Verilen metin
Mlliyet Milliyet Blog Milliyet Blog
 
Facebook Connect
Blog Kategorileri
 

05 Nisan '10

 
Kategori
Güncel
 

İnsan üretmek diye birşey

Türk milletine lâzım olduğu ısrarla iddia edilen ve hiçbir işe yaramaz modası geçmiş insan tipleri hakkında

Esas mesele: Sen, Ben, O, Galatasaray, Beşiktaş, Fenerbahçe meselesi değil; medenî olup olamama meselesidir. Aşağıdaki tipler aramızdan silinirse, medeniyetimiz konusundaki netice, elle tutulur göz ile görülür olur. Ancak, herkesin koro halinde “- Yeni bir anayasa mutlaka lâzımdır.” dediği yerde, meclis halâ yerinde saymaktaysa, millet olarak bizim çok fazla düşünmemiz gereken iş var demektir. Bu işlerin başında da insan tiplerimizi, yani kendimizi ıslâh etmemiz gelmektedir.

01. Lâik olup da demokratik hukuk devletine, hiç lüzum görmeyenler.
02. Kendi görev tarifinin sürekli dışına çıkmayı görev edinenler.
03. Yaya ya da vasıtalı ama Israrla kırmızıda geçmeyi adet edinmiş olanlar.
04. Yarım düzine üzerinde doğurmayı vatanî görev kabul edenler.
05.
Maarifi bir yana bırakıp, sadece eğitim yapmaya çalışan ve bu tam kusurlu anlayışının rezilliğine, kursları püskül yapan zihniyettekiler.
06. Otomobilin yanmayan farının arızasını mutlaka egzosta arayanlar.
07. Liberal olmak yerine ağır vak’a halinde fanatik olmakla övünenler.
08.
Bilumum futbol maçlarına döner bıçakları, saldırmalar, falçatalarla, gidenler ve bu arada alenen takım tutan hakemler.
09. Şehir haritasına bakmaktansa, önüne gelene adres soranlar ile şehri içinden çıkılmaz utanç verici hâllere sokanlar.
10.
Trafik polisi olduğu halde trafikten anlamayanlar.
11. Doğuya gitmesi gereken bir gemi içinde, halâ batıya doğru koşanlar.
12. Lâhmacunla viski içenler.

Verilen kayıtlar
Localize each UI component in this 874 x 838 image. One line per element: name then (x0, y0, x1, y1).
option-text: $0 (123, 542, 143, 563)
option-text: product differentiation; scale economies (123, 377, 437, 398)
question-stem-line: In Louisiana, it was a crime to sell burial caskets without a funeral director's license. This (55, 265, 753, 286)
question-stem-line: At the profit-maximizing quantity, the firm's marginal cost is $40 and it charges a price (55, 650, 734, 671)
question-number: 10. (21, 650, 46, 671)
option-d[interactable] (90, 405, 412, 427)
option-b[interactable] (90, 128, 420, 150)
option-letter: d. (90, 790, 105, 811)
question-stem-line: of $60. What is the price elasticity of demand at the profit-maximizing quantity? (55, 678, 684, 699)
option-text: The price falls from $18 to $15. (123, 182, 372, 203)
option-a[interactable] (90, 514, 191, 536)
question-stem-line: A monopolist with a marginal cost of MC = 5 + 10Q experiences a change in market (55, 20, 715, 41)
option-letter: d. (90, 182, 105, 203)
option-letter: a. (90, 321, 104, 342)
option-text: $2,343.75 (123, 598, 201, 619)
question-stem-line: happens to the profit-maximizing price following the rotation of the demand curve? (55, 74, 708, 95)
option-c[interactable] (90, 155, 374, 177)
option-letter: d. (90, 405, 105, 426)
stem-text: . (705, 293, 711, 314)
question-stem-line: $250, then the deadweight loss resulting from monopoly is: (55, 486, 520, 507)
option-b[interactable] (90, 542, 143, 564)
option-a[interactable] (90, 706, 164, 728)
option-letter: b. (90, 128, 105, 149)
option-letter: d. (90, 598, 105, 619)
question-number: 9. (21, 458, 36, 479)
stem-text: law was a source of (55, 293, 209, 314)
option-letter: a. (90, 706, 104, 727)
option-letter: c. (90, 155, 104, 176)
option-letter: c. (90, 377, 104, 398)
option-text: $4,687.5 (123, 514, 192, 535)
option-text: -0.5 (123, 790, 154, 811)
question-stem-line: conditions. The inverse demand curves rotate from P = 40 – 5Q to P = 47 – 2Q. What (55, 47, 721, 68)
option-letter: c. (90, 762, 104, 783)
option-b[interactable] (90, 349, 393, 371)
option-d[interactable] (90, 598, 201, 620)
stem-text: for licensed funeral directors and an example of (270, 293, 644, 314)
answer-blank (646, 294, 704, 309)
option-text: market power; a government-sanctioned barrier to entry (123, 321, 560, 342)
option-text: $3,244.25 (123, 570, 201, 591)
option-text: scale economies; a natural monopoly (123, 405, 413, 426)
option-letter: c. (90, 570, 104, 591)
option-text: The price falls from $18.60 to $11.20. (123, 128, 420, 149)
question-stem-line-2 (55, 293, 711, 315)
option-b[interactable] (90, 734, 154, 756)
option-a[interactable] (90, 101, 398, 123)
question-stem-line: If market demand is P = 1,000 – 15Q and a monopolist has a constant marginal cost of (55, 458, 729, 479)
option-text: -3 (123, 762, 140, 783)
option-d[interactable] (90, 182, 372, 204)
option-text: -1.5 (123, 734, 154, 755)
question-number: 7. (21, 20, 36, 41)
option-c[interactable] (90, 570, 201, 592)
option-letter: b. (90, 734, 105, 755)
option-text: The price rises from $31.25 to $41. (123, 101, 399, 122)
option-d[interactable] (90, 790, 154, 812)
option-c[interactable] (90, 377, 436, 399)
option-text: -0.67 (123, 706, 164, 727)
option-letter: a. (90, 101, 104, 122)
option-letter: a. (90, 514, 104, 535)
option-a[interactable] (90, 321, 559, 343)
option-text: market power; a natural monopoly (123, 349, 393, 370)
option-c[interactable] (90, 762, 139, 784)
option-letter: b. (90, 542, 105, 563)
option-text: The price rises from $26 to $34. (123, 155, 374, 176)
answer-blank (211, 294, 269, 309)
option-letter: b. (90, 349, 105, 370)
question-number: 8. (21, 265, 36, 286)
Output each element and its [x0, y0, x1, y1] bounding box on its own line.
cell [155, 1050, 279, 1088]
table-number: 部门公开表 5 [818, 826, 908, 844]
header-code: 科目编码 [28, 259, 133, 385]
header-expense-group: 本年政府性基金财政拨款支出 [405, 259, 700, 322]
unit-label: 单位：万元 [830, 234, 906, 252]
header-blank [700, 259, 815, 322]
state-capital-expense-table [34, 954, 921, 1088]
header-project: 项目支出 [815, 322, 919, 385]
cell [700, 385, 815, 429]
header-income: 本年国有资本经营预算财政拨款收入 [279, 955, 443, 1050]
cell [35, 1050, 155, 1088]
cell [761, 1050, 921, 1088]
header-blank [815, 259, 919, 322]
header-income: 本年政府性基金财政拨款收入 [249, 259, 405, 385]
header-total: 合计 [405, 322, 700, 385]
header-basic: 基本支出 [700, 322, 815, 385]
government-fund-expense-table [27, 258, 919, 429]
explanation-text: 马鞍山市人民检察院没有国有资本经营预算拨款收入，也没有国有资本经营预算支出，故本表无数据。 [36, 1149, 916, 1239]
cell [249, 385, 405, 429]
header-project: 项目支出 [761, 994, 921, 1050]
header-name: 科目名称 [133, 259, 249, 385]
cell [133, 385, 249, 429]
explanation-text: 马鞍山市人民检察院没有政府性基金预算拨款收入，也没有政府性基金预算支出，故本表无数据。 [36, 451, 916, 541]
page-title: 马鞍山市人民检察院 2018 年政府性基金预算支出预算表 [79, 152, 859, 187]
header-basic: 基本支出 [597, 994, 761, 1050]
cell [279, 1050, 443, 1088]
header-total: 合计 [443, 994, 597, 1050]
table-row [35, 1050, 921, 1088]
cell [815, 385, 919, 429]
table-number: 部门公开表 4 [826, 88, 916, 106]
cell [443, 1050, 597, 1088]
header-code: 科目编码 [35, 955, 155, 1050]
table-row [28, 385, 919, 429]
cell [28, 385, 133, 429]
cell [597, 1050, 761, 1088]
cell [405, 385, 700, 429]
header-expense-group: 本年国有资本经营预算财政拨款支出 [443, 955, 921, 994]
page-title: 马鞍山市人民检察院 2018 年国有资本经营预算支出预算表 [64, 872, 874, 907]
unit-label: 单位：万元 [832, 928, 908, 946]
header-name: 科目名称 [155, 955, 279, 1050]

Alıştırmalar
1. İnsan tipleri üzerine yazıda adı geçen futbol kulüpleri hangileridir? Hepsini sıralayın.
2. Kayıtlarda "basic" dizesini içeren satırların hepsini toplayıp aynen yazın.

Çözümler
1. Galatasaray, Beşiktaş, Fenerbahçe

2.
header-basic: 基本支出 [700, 322, 815, 385]
header-basic: 基本支出 [597, 994, 761, 1050]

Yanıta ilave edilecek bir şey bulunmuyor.